__Stated exercise__
Restate the entries below word for word, omitting nothing.

Start Material supplied

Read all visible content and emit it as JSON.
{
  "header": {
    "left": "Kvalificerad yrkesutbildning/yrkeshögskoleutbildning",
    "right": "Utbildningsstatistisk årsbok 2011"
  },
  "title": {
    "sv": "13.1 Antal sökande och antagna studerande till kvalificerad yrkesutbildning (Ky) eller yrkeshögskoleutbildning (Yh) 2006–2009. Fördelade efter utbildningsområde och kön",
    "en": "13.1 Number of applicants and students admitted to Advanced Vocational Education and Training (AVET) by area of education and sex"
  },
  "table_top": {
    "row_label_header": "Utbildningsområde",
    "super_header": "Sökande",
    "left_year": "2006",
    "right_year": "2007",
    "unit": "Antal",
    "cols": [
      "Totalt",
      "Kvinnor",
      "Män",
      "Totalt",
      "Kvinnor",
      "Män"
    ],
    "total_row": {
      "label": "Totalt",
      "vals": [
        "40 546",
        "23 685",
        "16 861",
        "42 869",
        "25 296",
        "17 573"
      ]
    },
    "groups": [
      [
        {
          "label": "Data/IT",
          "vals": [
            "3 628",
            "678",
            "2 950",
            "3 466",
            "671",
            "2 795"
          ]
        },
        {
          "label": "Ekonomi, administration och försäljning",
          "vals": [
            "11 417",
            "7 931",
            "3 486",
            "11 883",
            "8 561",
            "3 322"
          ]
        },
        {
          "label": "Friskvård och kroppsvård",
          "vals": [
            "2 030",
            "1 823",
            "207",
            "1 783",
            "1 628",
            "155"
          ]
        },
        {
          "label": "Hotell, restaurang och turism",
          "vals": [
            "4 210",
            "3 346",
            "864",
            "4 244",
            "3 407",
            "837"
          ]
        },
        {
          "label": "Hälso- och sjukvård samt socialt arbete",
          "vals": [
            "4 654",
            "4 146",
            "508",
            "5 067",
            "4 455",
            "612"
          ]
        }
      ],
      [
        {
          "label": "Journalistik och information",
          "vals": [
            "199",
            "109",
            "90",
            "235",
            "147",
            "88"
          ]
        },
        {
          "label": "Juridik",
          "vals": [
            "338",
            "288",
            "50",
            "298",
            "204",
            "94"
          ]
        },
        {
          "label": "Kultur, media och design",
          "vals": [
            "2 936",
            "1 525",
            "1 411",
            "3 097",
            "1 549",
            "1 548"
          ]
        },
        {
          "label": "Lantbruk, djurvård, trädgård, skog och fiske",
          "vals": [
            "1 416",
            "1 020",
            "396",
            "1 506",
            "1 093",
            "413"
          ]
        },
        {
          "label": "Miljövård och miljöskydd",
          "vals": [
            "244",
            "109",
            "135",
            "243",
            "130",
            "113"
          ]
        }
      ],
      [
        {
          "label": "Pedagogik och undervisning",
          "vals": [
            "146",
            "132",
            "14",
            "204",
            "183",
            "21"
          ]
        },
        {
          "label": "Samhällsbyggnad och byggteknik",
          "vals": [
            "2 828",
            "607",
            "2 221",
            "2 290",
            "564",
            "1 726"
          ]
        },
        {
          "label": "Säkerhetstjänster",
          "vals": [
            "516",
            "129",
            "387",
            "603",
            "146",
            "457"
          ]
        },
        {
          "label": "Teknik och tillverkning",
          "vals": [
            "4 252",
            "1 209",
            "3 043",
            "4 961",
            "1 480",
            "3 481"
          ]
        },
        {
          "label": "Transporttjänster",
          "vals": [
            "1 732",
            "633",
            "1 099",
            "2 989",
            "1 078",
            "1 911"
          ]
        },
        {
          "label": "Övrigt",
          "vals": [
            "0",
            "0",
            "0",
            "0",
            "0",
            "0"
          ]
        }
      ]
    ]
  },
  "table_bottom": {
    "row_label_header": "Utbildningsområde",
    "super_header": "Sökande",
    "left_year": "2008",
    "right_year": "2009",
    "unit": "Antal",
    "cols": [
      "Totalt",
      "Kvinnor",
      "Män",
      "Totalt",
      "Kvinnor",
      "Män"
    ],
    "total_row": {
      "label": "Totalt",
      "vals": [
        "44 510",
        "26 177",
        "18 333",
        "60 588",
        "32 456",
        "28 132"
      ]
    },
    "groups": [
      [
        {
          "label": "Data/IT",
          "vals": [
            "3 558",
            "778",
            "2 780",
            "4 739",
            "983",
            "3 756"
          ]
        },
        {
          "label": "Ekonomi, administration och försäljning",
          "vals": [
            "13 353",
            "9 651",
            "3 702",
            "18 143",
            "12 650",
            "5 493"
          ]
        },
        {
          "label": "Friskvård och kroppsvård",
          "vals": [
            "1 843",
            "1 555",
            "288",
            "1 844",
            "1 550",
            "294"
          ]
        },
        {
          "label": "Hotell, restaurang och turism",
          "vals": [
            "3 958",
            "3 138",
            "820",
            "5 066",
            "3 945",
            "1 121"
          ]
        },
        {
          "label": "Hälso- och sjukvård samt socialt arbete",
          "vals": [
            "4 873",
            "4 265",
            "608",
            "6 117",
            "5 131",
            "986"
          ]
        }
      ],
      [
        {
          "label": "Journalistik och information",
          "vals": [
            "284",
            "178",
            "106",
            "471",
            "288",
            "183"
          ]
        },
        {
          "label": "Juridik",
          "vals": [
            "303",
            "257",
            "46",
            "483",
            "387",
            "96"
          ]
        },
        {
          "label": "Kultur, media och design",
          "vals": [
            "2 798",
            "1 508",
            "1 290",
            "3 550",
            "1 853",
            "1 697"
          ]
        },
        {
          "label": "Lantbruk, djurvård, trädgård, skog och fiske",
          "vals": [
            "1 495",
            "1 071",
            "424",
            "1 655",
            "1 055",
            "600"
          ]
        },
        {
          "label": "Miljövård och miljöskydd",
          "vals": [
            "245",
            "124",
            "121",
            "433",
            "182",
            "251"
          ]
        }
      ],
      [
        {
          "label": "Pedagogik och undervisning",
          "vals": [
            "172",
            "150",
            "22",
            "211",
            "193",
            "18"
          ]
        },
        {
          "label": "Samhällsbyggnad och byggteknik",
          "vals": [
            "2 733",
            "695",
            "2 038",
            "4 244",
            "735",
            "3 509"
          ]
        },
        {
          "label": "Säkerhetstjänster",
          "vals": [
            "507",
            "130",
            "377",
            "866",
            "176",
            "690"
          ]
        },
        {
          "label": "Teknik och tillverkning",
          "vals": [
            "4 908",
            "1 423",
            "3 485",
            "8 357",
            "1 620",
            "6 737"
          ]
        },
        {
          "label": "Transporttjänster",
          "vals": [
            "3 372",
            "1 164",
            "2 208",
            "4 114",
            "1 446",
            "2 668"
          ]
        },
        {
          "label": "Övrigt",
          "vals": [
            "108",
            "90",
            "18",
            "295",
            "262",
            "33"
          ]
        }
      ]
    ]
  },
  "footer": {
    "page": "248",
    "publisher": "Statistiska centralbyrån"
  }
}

End Material supplied

__Result for this task__
Read all visible content and emit it as JSON.
{
  "header": {
    "left": "Kvalificerad yrkesutbildning/yrkeshögskoleutbildning",
    "right": "Utbildningsstatistisk årsbok 2011"
  },
  "title": {
    "sv": "13.1 Antal sökande och antagna studerande till kvalificerad yrkesutbildning (Ky) eller yrkeshögskoleutbildning (Yh) 2006–2009. Fördelade efter utbildningsområde och kön",
    "en": "13.1 Number of applicants and students admitted to Advanced Vocational Education and Training (AVET) by area of education and sex"
  },
  "table_top": {
    "row_label_header": "Utbildningsområde",
    "super_header": "Sökande",
    "left_year": "2006",
    "right_year": "2007",
    "unit": "Antal",
    "cols": [
      "Totalt",
      "Kvinnor",
      "Män",
      "Totalt",
      "Kvinnor",
      "Män"
    ],
    "total_row": {
      "label": "Totalt",
      "vals": [
        "40 546",
        "23 685",
        "16 861",
        "42 869",
        "25 296",
        "17 573"
      ]
    },
    "groups": [
      [
        {
          "label": "Data/IT",
          "vals": [
            "3 628",
            "678",
            "2 950",
            "3 466",
            "671",
            "2 795"
          ]
        },
        {
          "label": "Ekonomi, administration och försäljning",
          "vals": [
            "11 417",
            "7 931",
            "3 486",
            "11 883",
            "8 561",
            "3 322"
          ]
        },
        {
          "label": "Friskvård och kroppsvård",
          "vals": [
            "2 030",
            "1 823",
            "207",
            "1 783",
            "1 628",
            "155"
          ]
        },
        {
          "label": "Hotell, restaurang och turism",
          "vals": [
            "4 210",
            "3 346",
            "864",
            "4 244",
            "3 407",
            "837"
          ]
        },
        {
          "label": "Hälso- och sjukvård samt socialt arbete",
          "vals": [
            "4 654",
            "4 146",
            "508",
            "5 067",
            "4 455",
            "612"
          ]
        }
      ],
      [
        {
          "label": "Journalistik och information",
          "vals": [
            "199",
            "109",
            "90",
            "235",
            "147",
            "88"
          ]
        },
        {
          "label": "Juridik",
          "vals": [
            "338",
            "288",
            "50",
            "298",
            "204",
            "94"
          ]
        },
        {
          "label": "Kultur, media och design",
          "vals": [
            "2 936",
            "1 525",
            "1 411",
            "3 097",
            "1 549",
            "1 548"
          ]
        },
        {
          "label": "Lantbruk, djurvård, trädgård, skog och fiske",
          "vals": [
            "1 416",
            "1 020",
            "396",
            "1 506",
            "1 093",
            "413"
          ]
        },
        {
          "label": "Miljövård och miljöskydd",
          "vals": [
            "244",
            "109",
            "135",
            "243",
            "130",
            "113"
          ]
        }
      ],
      [
        {
          "label": "Pedagogik och undervisning",
          "vals": [
            "146",
            "132",
            "14",
            "204",
            "183",
            "21"
          ]
        },
        {
          "label": "Samhällsbyggnad och byggteknik",
          "vals": [
            "2 828",
            "607",
            "2 221",
            "2 290",
            "564",
            "1 726"
          ]
        },
        {
          "label": "Säkerhetstjänster",
          "vals": [
            "516",
            "129",
            "387",
            "603",
            "146",
            "457"
          ]
        },
        {
          "label": "Teknik och tillverkning",
          "vals": [
            "4 252",
            "1 209",
            "3 043",
            "4 961",
            "1 480",
            "3 481"
          ]
        },
        {
          "label": "Transporttjänster",
          "vals": [
            "1 732",
            "633",
            "1 099",
            "2 989",
            "1 078",
            "1 911"
          ]
        },
        {
          "label": "Övrigt",
          "vals": [
            "0",
            "0",
            "0",
            "0",
            "0",
            "0"
          ]
        }
      ]
    ]
  },
  "table_bottom": {
    "row_label_header": "Utbildningsområde",
    "super_header": "Sökande",
    "left_year": "2008",
    "right_year": "2009",
    "unit": "Antal",
    "cols": [
      "Totalt",
      "Kvinnor",
      "Män",
      "Totalt",
      "Kvinnor",
      "Män"
    ],
    "total_row": {
      "label": "Totalt",
      "vals": [
        "44 510",
        "26 177",
        "18 333",
        "60 588",
        "32 456",
        "28 132"
      ]
    },
    "groups": [
      [
        {
          "label": "Data/IT",
          "vals": [
            "3 558",
            "778",
            "2 780",
            "4 739",
            "983",
            "3 756"
          ]
        },
        {
          "label": "Ekonomi, administration och försäljning",
          "vals": [
            "13 353",
            "9 651",
            "3 702",
            "18 143",
            "12 650",
            "5 493"
          ]
        },
        {
          "label": "Friskvård och kroppsvård",
          "vals": [
            "1 843",
            "1 555",
            "288",
            "1 844",
            "1 550",
            "294"
          ]
        },
        {
          "label": "Hotell, restaurang och turism",
          "vals": [
            "3 958",
            "3 138",
            "820",
            "5 066",
            "3 945",
            "1 121"
          ]
        },
        {
          "label": "Hälso- och sjukvård samt socialt arbete",
          "vals": [
            "4 873",
            "4 265",
            "608",
            "6 117",
            "5 131",
            "986"
          ]
        }
      ],
      [
        {
          "label": "Journalistik och information",
          "vals": [
            "284",
            "178",
            "106",
            "471",
            "288",
            "183"
          ]
        },
        {
          "label": "Juridik",
          "vals": [
            "303",
            "257",
            "46",
            "483",
            "387",
            "96"
          ]
        },
        {
          "label": "Kultur, media och design",
          "vals": [
            "2 798",
            "1 508",
            "1 290",
            "3 550",
            "1 853",
            "1 697"
          ]
        },
        {
          "label": "Lantbruk, djurvård, trädgård, skog och fiske",
          "vals": [
            "1 495",
            "1 071",
            "424",
            "1 655",
            "1 055",
            "600"
          ]
        },
        {
          "label": "Miljövård och miljöskydd",
          "vals": [
            "245",
            "124",
            "121",
            "433",
            "182",
            "251"
          ]
        }
      ],
      [
        {
          "label": "Pedagogik och undervisning",
          "vals": [
            "172",
            "150",
            "22",
            "211",
            "193",
            "18"
          ]
        },
        {
          "label": "Samhällsbyggnad och byggteknik",
          "vals": [
            "2 733",
            "695",
            "2 038",
            "4 244",
            "735",
            "3 509"
          ]
        },
        {
          "label": "Säkerhetstjänster",
          "vals": [
            "507",
            "130",
            "377",
            "866",
            "176",
            "690"
          ]
        },
        {
          "label": "Teknik och tillverkning",
          "vals": [
            "4 908",
            "1 423",
            "3 485",
            "8 357",
            "1 620",
            "6 737"
          ]
        },
        {
          "label": "Transporttjänster",
          "vals": [
            "3 372",
            "1 164",
            "2 208",
            "4 114",
            "1 446",
            "2 668"
          ]
        },
        {
          "label": "Övrigt",
          "vals": [
            "108",
            "90",
            "18",
            "295",
            "262",
            "33"
          ]
        }
      ]
    ]
  },
  "footer": {
    "page": "248",
    "publisher": "Statistiska centralbyrån"
  }
}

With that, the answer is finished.